- Problem description
Please put every row below into a numbered list, leaving out any blank lines.

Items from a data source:

[Begin]

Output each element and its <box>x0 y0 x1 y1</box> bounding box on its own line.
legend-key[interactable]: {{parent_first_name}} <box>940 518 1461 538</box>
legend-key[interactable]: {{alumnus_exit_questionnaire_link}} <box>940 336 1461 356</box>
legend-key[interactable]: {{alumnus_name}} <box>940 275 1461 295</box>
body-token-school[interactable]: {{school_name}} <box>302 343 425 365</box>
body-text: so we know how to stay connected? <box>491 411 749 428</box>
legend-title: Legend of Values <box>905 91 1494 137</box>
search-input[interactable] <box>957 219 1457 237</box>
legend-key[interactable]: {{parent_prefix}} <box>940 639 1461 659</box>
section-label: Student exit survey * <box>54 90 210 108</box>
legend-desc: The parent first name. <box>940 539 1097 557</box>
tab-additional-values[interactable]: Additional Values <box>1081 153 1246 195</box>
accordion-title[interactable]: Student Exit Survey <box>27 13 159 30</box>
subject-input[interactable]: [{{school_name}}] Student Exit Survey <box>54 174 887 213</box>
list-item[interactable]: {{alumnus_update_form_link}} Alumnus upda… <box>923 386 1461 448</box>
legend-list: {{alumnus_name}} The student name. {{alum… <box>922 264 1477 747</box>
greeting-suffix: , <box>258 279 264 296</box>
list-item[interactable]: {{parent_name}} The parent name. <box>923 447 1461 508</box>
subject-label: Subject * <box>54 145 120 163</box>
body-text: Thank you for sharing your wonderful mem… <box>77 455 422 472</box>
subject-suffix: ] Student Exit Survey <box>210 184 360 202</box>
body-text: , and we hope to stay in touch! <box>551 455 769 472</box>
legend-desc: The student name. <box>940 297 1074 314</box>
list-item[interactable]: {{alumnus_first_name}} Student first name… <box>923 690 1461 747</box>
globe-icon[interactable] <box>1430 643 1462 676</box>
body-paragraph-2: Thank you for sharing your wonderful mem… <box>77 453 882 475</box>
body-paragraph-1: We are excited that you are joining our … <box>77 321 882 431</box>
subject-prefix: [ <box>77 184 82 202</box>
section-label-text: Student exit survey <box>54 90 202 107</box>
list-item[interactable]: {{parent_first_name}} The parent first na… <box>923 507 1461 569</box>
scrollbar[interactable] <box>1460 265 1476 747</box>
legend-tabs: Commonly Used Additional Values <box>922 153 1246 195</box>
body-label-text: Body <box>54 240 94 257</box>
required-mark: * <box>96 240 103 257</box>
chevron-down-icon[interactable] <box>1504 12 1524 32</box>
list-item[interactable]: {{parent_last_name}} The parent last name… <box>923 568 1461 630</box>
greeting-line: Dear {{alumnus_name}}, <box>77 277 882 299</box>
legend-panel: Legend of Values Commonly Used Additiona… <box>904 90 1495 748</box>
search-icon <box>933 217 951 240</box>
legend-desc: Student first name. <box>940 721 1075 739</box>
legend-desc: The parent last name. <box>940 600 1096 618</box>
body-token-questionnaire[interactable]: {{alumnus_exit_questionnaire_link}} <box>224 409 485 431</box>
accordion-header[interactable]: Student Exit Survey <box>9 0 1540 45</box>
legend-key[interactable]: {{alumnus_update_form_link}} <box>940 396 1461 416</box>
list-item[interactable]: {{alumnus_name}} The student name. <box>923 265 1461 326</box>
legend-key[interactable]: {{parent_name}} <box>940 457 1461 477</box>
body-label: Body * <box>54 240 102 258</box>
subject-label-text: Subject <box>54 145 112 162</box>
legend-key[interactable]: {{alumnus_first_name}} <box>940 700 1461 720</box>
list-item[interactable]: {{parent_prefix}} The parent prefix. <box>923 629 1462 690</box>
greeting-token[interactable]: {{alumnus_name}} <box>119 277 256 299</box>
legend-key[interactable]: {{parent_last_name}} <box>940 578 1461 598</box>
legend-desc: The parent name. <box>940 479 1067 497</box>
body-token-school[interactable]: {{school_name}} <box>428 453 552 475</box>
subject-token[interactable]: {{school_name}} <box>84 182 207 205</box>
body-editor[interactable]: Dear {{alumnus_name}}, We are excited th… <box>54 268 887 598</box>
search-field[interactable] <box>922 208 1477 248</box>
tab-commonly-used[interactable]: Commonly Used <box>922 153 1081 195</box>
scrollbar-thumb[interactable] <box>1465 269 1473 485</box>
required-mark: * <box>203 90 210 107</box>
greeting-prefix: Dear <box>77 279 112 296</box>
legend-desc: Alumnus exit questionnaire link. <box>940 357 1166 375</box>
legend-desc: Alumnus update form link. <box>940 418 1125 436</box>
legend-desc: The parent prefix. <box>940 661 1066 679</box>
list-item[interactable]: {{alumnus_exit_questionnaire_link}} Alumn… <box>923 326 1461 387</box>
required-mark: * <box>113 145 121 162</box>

[End]

- Worked solution
1. Output each element and its <box>x0 y0 x1 y1</box> bounding box on its own line.
2. legend-key[interactable]: {{parent_first_name}} <box>940 518 1461 538</box>
3. legend-key[interactable]: {{alumnus_exit_questionnaire_link}} <box>940 336 1461 356</box>
4. legend-key[interactable]: {{alumnus_name}} <box>940 275 1461 295</box>
5. body-token-school[interactable]: {{school_name}} <box>302 343 425 365</box>
6. body-text: so we know how to stay connected? <box>491 411 749 428</box>
7. legend-title: Legend of Values <box>905 91 1494 137</box>
8. search-input[interactable] <box>957 219 1457 237</box>
9. legend-key[interactable]: {{parent_prefix}} <box>940 639 1461 659</box>
10. section-label: Student exit survey * <box>54 90 210 108</box>
11. legend-desc: The parent first name. <box>940 539 1097 557</box>
12. tab-additional-values[interactable]: Additional Values <box>1081 153 1246 195</box>
13. accordion-title[interactable]: Student Exit Survey <box>27 13 159 30</box>
14. subject-input[interactable]: [{{school_name}}] Student Exit Survey <box>54 174 887 213</box>
15. list-item[interactable]: {{alumnus_update_form_link}} Alumnus upda… <box>923 386 1461 448</box>
16. legend-list: {{alumnus_name}} The student name. {{alum… <box>922 264 1477 747</box>
17. greeting-suffix: , <box>258 279 264 296</box>
18. list-item[interactable]: {{parent_name}} The parent name. <box>923 447 1461 508</box>
19. subject-label: Subject * <box>54 145 120 163</box>
20. body-text: Thank you for sharing your wonderful mem… <box>77 455 422 472</box>
21. subject-suffix: ] Student Exit Survey <box>210 184 360 202</box>
22. body-text: , and we hope to stay in touch! <box>551 455 769 472</box>
23. legend-desc: The student name. <box>940 297 1074 314</box>
24. list-item[interactable]: {{alumnus_first_name}} Student first name… <box>923 690 1461 747</box>
25. globe-icon[interactable] <box>1430 643 1462 676</box>
26. body-paragraph-2: Thank you for sharing your wonderful mem… <box>77 453 882 475</box>
27. body-paragraph-1: We are excited that you are joining our … <box>77 321 882 431</box>
28. subject-prefix: [ <box>77 184 82 202</box>
29. section-label-text: Student exit survey <box>54 90 202 107</box>
30. list-item[interactable]: {{parent_first_name}} The parent first na… <box>923 507 1461 569</box>
31. scrollbar[interactable] <box>1460 265 1476 747</box>
32. legend-tabs: Commonly Used Additional Values <box>922 153 1246 195</box>
33. body-label-text: Body <box>54 240 94 257</box>
34. required-mark: * <box>96 240 103 257</box>
35. chevron-down-icon[interactable] <box>1504 12 1524 32</box>
36. list-item[interactable]: {{parent_last_name}} The parent last name… <box>923 568 1461 630</box>
37. greeting-line: Dear {{alumnus_name}}, <box>77 277 882 299</box>
38. legend-panel: Legend of Values Commonly Used Additiona… <box>904 90 1495 748</box>
39. search-icon <box>933 217 951 240</box>
40. legend-desc: Student first name. <box>940 721 1075 739</box>
41. legend-desc: The parent last name. <box>940 600 1096 618</box>
42. body-token-questionnaire[interactable]: {{alumnus_exit_questionnaire_link}} <box>224 409 485 431</box>
43. accordion-header[interactable]: Student Exit Survey <box>9 0 1540 45</box>
44. legend-key[interactable]: {{alumnus_update_form_link}} <box>940 396 1461 416</box>
45. list-item[interactable]: {{alumnus_name}} The student name. <box>923 265 1461 326</box>
46. legend-key[interactable]: {{parent_name}} <box>940 457 1461 477</box>
47. body-label: Body * <box>54 240 102 258</box>
48. subject-label-text: Subject <box>54 145 112 162</box>
49. legend-key[interactable]: {{alumnus_first_name}} <box>940 700 1461 720</box>
50. list-item[interactable]: {{parent_prefix}} The parent prefix. <box>923 629 1462 690</box>
51. greeting-token[interactable]: {{alumnus_name}} <box>119 277 256 299</box>
52. legend-key[interactable]: {{parent_last_name}} <box>940 578 1461 598</box>
53. legend-desc: The parent name. <box>940 479 1067 497</box>
54. body-token-school[interactable]: {{school_name}} <box>428 453 552 475</box>
55. subject-token[interactable]: {{school_name}} <box>84 182 207 205</box>
56. body-editor[interactable]: Dear {{alumnus_name}}, We are excited th… <box>54 268 887 598</box>
57. search-field[interactable] <box>922 208 1477 248</box>
58. tab-commonly-used[interactable]: Commonly Used <box>922 153 1081 195</box>
59. scrollbar-thumb[interactable] <box>1465 269 1473 485</box>
60. required-mark: * <box>203 90 210 107</box>
61. greeting-prefix: Dear <box>77 279 112 296</box>
62. legend-desc: Alumnus exit questionnaire link. <box>940 357 1166 375</box>
63. legend-desc: Alumnus update form link. <box>940 418 1125 436</box>
64. legend-desc: The parent prefix. <box>940 661 1066 679</box>
65. list-item[interactable]: {{alumnus_exit_questionnaire_link}} Alumn… <box>923 326 1461 387</box>
66. required-mark: * <box>113 145 121 162</box>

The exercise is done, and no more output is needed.